Stored records:
__________________________________________________
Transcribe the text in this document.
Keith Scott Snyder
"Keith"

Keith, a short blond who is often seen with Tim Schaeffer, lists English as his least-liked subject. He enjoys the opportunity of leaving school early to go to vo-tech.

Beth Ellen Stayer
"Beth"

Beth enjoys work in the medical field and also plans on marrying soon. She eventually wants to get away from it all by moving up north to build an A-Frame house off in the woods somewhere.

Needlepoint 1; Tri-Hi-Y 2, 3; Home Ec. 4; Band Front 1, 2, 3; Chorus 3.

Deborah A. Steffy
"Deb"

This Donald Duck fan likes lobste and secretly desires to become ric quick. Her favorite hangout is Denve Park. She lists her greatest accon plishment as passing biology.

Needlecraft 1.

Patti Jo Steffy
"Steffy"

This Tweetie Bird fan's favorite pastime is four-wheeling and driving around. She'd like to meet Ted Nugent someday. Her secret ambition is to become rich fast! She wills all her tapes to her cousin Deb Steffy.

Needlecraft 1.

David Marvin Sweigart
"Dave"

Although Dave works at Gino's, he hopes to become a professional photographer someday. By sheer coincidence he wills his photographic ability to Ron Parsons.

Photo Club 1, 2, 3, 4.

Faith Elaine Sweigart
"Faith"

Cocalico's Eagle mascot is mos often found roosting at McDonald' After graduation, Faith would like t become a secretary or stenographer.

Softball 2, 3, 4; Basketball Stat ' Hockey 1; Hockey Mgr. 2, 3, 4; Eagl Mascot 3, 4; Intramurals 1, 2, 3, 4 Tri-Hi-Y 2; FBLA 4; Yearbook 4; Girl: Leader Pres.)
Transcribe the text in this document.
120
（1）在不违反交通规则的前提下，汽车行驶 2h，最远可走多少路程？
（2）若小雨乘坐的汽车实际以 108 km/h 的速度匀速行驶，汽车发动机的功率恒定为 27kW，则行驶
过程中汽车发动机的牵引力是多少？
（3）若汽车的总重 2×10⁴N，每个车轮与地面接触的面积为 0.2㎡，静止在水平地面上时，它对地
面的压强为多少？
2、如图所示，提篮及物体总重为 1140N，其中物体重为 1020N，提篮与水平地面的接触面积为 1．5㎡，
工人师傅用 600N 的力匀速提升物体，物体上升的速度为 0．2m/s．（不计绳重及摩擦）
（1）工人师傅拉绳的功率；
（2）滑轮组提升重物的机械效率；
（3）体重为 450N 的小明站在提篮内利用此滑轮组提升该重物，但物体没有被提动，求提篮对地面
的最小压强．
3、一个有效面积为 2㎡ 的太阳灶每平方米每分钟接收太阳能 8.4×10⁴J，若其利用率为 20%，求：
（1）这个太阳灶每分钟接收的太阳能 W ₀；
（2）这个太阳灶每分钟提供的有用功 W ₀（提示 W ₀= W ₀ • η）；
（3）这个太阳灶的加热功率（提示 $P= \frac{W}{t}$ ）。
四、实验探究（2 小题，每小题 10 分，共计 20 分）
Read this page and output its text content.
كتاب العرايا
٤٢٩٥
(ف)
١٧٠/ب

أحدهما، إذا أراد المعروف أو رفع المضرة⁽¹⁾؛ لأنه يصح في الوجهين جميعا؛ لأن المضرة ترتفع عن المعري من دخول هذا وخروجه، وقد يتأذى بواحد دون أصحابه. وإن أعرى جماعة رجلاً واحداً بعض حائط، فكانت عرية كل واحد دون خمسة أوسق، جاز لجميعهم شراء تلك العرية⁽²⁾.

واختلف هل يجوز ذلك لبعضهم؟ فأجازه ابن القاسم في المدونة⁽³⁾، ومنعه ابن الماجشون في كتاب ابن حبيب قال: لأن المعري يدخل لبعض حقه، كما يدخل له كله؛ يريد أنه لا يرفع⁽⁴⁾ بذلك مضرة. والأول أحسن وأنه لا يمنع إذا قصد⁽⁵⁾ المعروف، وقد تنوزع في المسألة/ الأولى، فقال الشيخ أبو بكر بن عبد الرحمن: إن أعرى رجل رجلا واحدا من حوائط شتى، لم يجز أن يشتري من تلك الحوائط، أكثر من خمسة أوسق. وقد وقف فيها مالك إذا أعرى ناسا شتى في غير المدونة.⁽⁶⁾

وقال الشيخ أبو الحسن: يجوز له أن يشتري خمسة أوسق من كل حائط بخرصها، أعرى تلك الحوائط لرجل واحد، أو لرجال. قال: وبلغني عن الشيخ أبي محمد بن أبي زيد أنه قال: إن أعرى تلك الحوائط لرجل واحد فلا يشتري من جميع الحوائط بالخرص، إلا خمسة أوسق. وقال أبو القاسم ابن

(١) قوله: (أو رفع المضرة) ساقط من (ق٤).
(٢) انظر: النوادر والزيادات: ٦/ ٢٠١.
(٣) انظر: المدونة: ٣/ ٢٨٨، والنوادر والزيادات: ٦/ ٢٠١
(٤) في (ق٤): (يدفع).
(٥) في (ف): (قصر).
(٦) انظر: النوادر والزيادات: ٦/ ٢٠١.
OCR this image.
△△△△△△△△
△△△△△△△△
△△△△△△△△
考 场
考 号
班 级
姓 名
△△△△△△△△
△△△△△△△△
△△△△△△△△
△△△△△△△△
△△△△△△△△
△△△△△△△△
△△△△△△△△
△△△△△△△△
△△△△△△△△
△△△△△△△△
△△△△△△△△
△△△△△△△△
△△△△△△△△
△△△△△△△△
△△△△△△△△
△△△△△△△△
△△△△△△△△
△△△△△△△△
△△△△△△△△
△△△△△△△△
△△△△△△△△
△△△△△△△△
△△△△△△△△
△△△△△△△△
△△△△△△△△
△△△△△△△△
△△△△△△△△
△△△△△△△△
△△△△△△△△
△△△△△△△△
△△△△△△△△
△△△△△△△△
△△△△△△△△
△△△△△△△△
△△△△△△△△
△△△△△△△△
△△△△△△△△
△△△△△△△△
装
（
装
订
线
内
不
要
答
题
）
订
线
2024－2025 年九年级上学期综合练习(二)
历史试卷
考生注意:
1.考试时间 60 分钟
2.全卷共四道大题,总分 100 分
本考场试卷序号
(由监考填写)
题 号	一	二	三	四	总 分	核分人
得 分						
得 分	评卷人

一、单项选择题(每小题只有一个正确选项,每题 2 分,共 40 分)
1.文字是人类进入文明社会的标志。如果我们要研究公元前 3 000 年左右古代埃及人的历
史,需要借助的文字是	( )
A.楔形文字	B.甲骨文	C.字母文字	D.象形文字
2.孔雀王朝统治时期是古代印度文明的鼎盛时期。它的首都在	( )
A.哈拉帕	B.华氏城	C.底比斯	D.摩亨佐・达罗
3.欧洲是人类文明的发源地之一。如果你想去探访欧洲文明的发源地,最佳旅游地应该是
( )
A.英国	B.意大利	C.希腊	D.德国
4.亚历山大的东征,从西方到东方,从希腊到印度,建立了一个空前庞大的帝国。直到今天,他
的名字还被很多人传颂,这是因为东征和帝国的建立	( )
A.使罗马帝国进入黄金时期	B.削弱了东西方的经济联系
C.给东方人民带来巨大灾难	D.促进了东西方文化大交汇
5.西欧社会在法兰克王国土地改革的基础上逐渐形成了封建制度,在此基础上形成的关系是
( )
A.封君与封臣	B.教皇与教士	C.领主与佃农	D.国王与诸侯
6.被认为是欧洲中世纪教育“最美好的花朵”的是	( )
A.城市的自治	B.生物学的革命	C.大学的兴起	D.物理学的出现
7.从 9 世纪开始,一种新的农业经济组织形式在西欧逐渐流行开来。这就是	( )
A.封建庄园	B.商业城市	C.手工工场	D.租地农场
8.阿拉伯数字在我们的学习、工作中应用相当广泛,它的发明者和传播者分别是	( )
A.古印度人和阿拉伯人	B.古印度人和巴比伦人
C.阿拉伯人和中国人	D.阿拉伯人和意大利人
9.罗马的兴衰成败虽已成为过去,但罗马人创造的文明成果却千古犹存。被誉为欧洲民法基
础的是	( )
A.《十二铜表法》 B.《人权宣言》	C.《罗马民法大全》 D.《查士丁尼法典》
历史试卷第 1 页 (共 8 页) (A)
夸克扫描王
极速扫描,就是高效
__________________________________________________
Problem: Repeat the line that contains "OCR this image.", then every line after it until the records end, with nothing added.

Finished task:
OCR this image.
△△△△△△△△
△△△△△△△△
△△△△△△△△
考 场
考 号
班 级
姓 名
△△△△△△△△
△△△△△△△△
△△△△△△△△
△△△△△△△△
△△△△△△△△
△△△△△△△△
△△△△△△△△
△△△△△△△△
△△△△△△△△
△△△△△△△△
△△△△△△△△
△△△△△△△△
△△△△△△△△
△△△△△△△△
△△△△△△△△
△△△△△△△△
△△△△△△△△
△△△△△△△△
△△△△△△△△
△△△△△△△△
△△△△△△△△
△△△△△△△△
△△△△△△△△
△△△△△△△△
△△△△△△△△
△△△△△△△△
△△△△△△△△
△△△△△△△△
△△△△△△△△
△△△△△△△△
△△△△△△△△
△△△△△△△△
△△△△△△△△
△△△△△△△△
△△△△△△△△
△△△△△△△△
△△△△△△△△
△△△△△△△△
装
（
装
订
线
内
不
要
答
题
）
订
线
2024－2025 年九年级上学期综合练习(二)
历史试卷
考生注意:
1.考试时间 60 分钟
2.全卷共四道大题,总分 100 分
本考场试卷序号
(由监考填写)
题 号	一	二	三	四	总 分	核分人
得 分						
得 分	评卷人

一、单项选择题(每小题只有一个正确选项,每题 2 分,共 40 分)
1.文字是人类进入文明社会的标志。如果我们要研究公元前 3 000 年左右古代埃及人的历
史,需要借助的文字是	( )
A.楔形文字	B.甲骨文	C.字母文字	D.象形文字
2.孔雀王朝统治时期是古代印度文明的鼎盛时期。它的首都在	( )
A.哈拉帕	B.华氏城	C.底比斯	D.摩亨佐・达罗
3.欧洲是人类文明的发源地之一。如果你想去探访欧洲文明的发源地,最佳旅游地应该是
( )
A.英国	B.意大利	C.希腊	D.德国
4.亚历山大的东征,从西方到东方,从希腊到印度,建立了一个空前庞大的帝国。直到今天,他
的名字还被很多人传颂,这是因为东征和帝国的建立	( )
A.使罗马帝国进入黄金时期	B.削弱了东西方的经济联系
C.给东方人民带来巨大灾难	D.促进了东西方文化大交汇
5.西欧社会在法兰克王国土地改革的基础上逐渐形成了封建制度,在此基础上形成的关系是
( )
A.封君与封臣	B.教皇与教士	C.领主与佃农	D.国王与诸侯
6.被认为是欧洲中世纪教育“最美好的花朵”的是	( )
A.城市的自治	B.生物学的革命	C.大学的兴起	D.物理学的出现
7.从 9 世纪开始,一种新的农业经济组织形式在西欧逐渐流行开来。这就是	( )
A.封建庄园	B.商业城市	C.手工工场	D.租地农场
8.阿拉伯数字在我们的学习、工作中应用相当广泛,它的发明者和传播者分别是	( )
A.古印度人和阿拉伯人	B.古印度人和巴比伦人
C.阿拉伯人和中国人	D.阿拉伯人和意大利人
9.罗马的兴衰成败虽已成为过去,但罗马人创造的文明成果却千古犹存。被誉为欧洲民法基
础的是	( )
A.《十二铜表法》 B.《人权宣言》	C.《罗马民法大全》 D.《查士丁尼法典》
历史试卷第 1 页 (共 8 页) (A)
夸克扫描王
极速扫描,就是高效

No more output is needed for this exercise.